PROVIDED RECORDS:

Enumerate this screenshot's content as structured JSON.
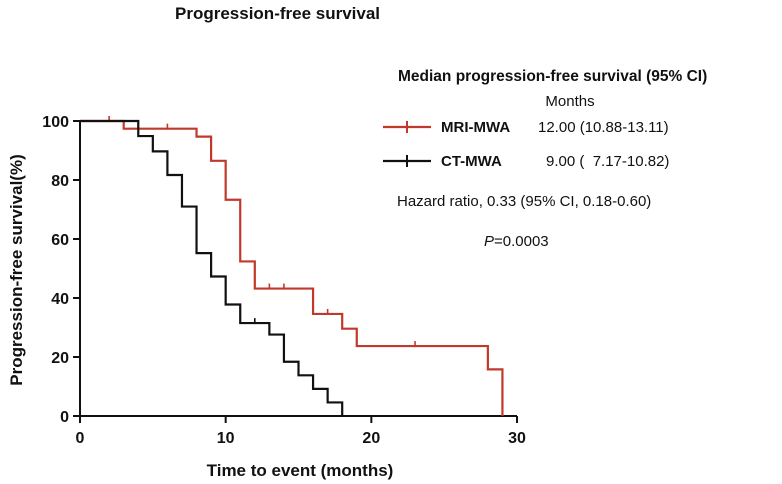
{
  "chart_data": {
    "type": "line",
    "step": true,
    "title": "Progression-free survival",
    "xlabel": "Time to event (months)",
    "ylabel": "Progression-free survival(%)",
    "xlim": [
      0,
      30
    ],
    "ylim": [
      0,
      100
    ],
    "xticks": [
      0,
      10,
      20,
      30
    ],
    "yticks": [
      0,
      20,
      40,
      60,
      80,
      100
    ],
    "grid": false,
    "series": [
      {
        "name": "MRI-MWA",
        "color": "#c0392b",
        "median": "12.00 (10.88-13.11)",
        "steps": [
          [
            0,
            100
          ],
          [
            3,
            97.4
          ],
          [
            8,
            94.7
          ],
          [
            9,
            86.5
          ],
          [
            10,
            73.3
          ],
          [
            11,
            52.4
          ],
          [
            12,
            43.2
          ],
          [
            16,
            34.6
          ],
          [
            18,
            29.6
          ],
          [
            19,
            23.7
          ],
          [
            28,
            15.8
          ],
          [
            29,
            0
          ]
        ],
        "censors": [
          [
            2,
            100
          ],
          [
            6,
            97.4
          ],
          [
            13,
            43.2
          ],
          [
            14,
            43.2
          ],
          [
            17,
            34.6
          ],
          [
            23,
            23.7
          ]
        ]
      },
      {
        "name": "CT-MWA",
        "color": "#111111",
        "median": "9.00 (  7.17-10.82)",
        "steps": [
          [
            0,
            100
          ],
          [
            4,
            94.9
          ],
          [
            5,
            89.7
          ],
          [
            6,
            81.7
          ],
          [
            7,
            71
          ],
          [
            8,
            55.2
          ],
          [
            9,
            47.3
          ],
          [
            10,
            37.8
          ],
          [
            11,
            31.5
          ],
          [
            13,
            27.6
          ],
          [
            14,
            18.4
          ],
          [
            15,
            13.8
          ],
          [
            16,
            9.2
          ],
          [
            17,
            4.6
          ],
          [
            18,
            0
          ]
        ],
        "censors": [
          [
            12,
            31.5
          ]
        ]
      }
    ],
    "legend": {
      "heading": "Median progression-free survival (95% CI)",
      "unit": "Months",
      "placement": "top-right"
    },
    "annotations": {
      "hazard_ratio": "Hazard ratio, 0.33 (95% CI, 0.18-0.60)",
      "p_label": "P",
      "p_value": "=0.0003"
    }
  }
}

REQUEST:
Transcribe every entry above exactly. Omit all pictures.

RESULT:
Enumerate this screenshot's content as structured JSON.
{
  "chart_data": {
    "type": "line",
    "step": true,
    "title": "Progression-free survival",
    "xlabel": "Time to event (months)",
    "ylabel": "Progression-free survival(%)",
    "xlim": [
      0,
      30
    ],
    "ylim": [
      0,
      100
    ],
    "xticks": [
      0,
      10,
      20,
      30
    ],
    "yticks": [
      0,
      20,
      40,
      60,
      80,
      100
    ],
    "grid": false,
    "series": [
      {
        "name": "MRI-MWA",
        "color": "#c0392b",
        "median": "12.00 (10.88-13.11)",
        "steps": [
          [
            0,
            100
          ],
          [
            3,
            97.4
          ],
          [
            8,
            94.7
          ],
          [
            9,
            86.5
          ],
          [
            10,
            73.3
          ],
          [
            11,
            52.4
          ],
          [
            12,
            43.2
          ],
          [
            16,
            34.6
          ],
          [
            18,
            29.6
          ],
          [
            19,
            23.7
          ],
          [
            28,
            15.8
          ],
          [
            29,
            0
          ]
        ],
        "censors": [
          [
            2,
            100
          ],
          [
            6,
            97.4
          ],
          [
            13,
            43.2
          ],
          [
            14,
            43.2
          ],
          [
            17,
            34.6
          ],
          [
            23,
            23.7
          ]
        ]
      },
      {
        "name": "CT-MWA",
        "color": "#111111",
        "median": "9.00 (  7.17-10.82)",
        "steps": [
          [
            0,
            100
          ],
          [
            4,
            94.9
          ],
          [
            5,
            89.7
          ],
          [
            6,
            81.7
          ],
          [
            7,
            71
          ],
          [
            8,
            55.2
          ],
          [
            9,
            47.3
          ],
          [
            10,
            37.8
          ],
          [
            11,
            31.5
          ],
          [
            13,
            27.6
          ],
          [
            14,
            18.4
          ],
          [
            15,
            13.8
          ],
          [
            16,
            9.2
          ],
          [
            17,
            4.6
          ],
          [
            18,
            0
          ]
        ],
        "censors": [
          [
            12,
            31.5
          ]
        ]
      }
    ],
    "legend": {
      "heading": "Median progression-free survival (95% CI)",
      "unit": "Months",
      "placement": "top-right"
    },
    "annotations": {
      "hazard_ratio": "Hazard ratio, 0.33 (95% CI, 0.18-0.60)",
      "p_label": "P",
      "p_value": "=0.0003"
    }
  }
}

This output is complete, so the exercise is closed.